Required task ▸ Write out the material again word for word, dropping any images it holds.

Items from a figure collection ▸
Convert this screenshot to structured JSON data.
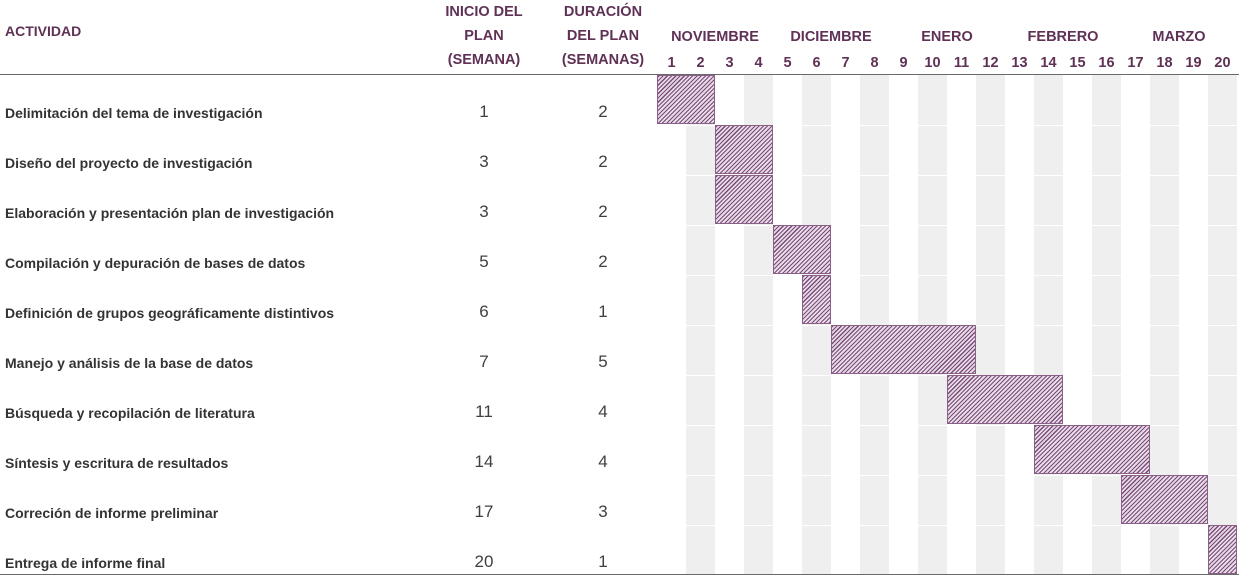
{
  "headers": {
    "activity": "ACTIVIDAD",
    "start_line1": "INICIO DEL",
    "start_line2": "PLAN",
    "start_line3": "(SEMANA)",
    "duration_line1": "DURACIÓN",
    "duration_line2": "DEL PLAN",
    "duration_line3": "(SEMANAS)"
  },
  "months": [
    {
      "label": "NOVIEMBRE",
      "weeks": [
        1,
        4
      ]
    },
    {
      "label": "DICIEMBRE",
      "weeks": [
        5,
        8
      ]
    },
    {
      "label": "ENERO",
      "weeks": [
        9,
        12
      ]
    },
    {
      "label": "FEBRERO",
      "weeks": [
        13,
        16
      ]
    },
    {
      "label": "MARZO",
      "weeks": [
        17,
        20
      ]
    }
  ],
  "colors": {
    "header_text": "#5f3155",
    "bar_fill": "#e6dbe6",
    "bar_hatch": "#7a4b78",
    "stripe": "#efefef"
  },
  "chart_data": {
    "type": "gantt",
    "weeks": [
      "1",
      "2",
      "3",
      "4",
      "5",
      "6",
      "7",
      "8",
      "9",
      "10",
      "11",
      "12",
      "13",
      "14",
      "15",
      "16",
      "17",
      "18",
      "19",
      "20"
    ],
    "tasks": [
      {
        "name": "Delimitación del tema de investigación",
        "start": 1,
        "duration": 2
      },
      {
        "name": "Diseño del proyecto de investigación",
        "start": 3,
        "duration": 2
      },
      {
        "name": "Elaboración y presentación plan de investigación",
        "start": 3,
        "duration": 2
      },
      {
        "name": "Compilación y depuración de bases de datos",
        "start": 5,
        "duration": 2
      },
      {
        "name": "Definición de grupos geográficamente distintivos",
        "start": 6,
        "duration": 1
      },
      {
        "name": "Manejo y análisis de la base de datos",
        "start": 7,
        "duration": 5
      },
      {
        "name": "Búsqueda y recopilación de literatura",
        "start": 11,
        "duration": 4
      },
      {
        "name": "Síntesis y escritura de resultados",
        "start": 14,
        "duration": 4
      },
      {
        "name": "Correción de informe preliminar",
        "start": 17,
        "duration": 3
      },
      {
        "name": "Entrega de informe final",
        "start": 20,
        "duration": 1
      }
    ]
  }
}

Solution to the problem ▸
Convert this screenshot to structured JSON data.
{
  "headers": {
    "activity": "ACTIVIDAD",
    "start_line1": "INICIO DEL",
    "start_line2": "PLAN",
    "start_line3": "(SEMANA)",
    "duration_line1": "DURACIÓN",
    "duration_line2": "DEL PLAN",
    "duration_line3": "(SEMANAS)"
  },
  "months": [
    {
      "label": "NOVIEMBRE",
      "weeks": [
        1,
        4
      ]
    },
    {
      "label": "DICIEMBRE",
      "weeks": [
        5,
        8
      ]
    },
    {
      "label": "ENERO",
      "weeks": [
        9,
        12
      ]
    },
    {
      "label": "FEBRERO",
      "weeks": [
        13,
        16
      ]
    },
    {
      "label": "MARZO",
      "weeks": [
        17,
        20
      ]
    }
  ],
  "colors": {
    "header_text": "#5f3155",
    "bar_fill": "#e6dbe6",
    "bar_hatch": "#7a4b78",
    "stripe": "#efefef"
  },
  "chart_data": {
    "type": "gantt",
    "weeks": [
      "1",
      "2",
      "3",
      "4",
      "5",
      "6",
      "7",
      "8",
      "9",
      "10",
      "11",
      "12",
      "13",
      "14",
      "15",
      "16",
      "17",
      "18",
      "19",
      "20"
    ],
    "tasks": [
      {
        "name": "Delimitación del tema de investigación",
        "start": 1,
        "duration": 2
      },
      {
        "name": "Diseño del proyecto de investigación",
        "start": 3,
        "duration": 2
      },
      {
        "name": "Elaboración y presentación plan de investigación",
        "start": 3,
        "duration": 2
      },
      {
        "name": "Compilación y depuración de bases de datos",
        "start": 5,
        "duration": 2
      },
      {
        "name": "Definición de grupos geográficamente distintivos",
        "start": 6,
        "duration": 1
      },
      {
        "name": "Manejo y análisis de la base de datos",
        "start": 7,
        "duration": 5
      },
      {
        "name": "Búsqueda y recopilación de literatura",
        "start": 11,
        "duration": 4
      },
      {
        "name": "Síntesis y escritura de resultados",
        "start": 14,
        "duration": 4
      },
      {
        "name": "Correción de informe preliminar",
        "start": 17,
        "duration": 3
      },
      {
        "name": "Entrega de informe final",
        "start": 20,
        "duration": 1
      }
    ]
  }
}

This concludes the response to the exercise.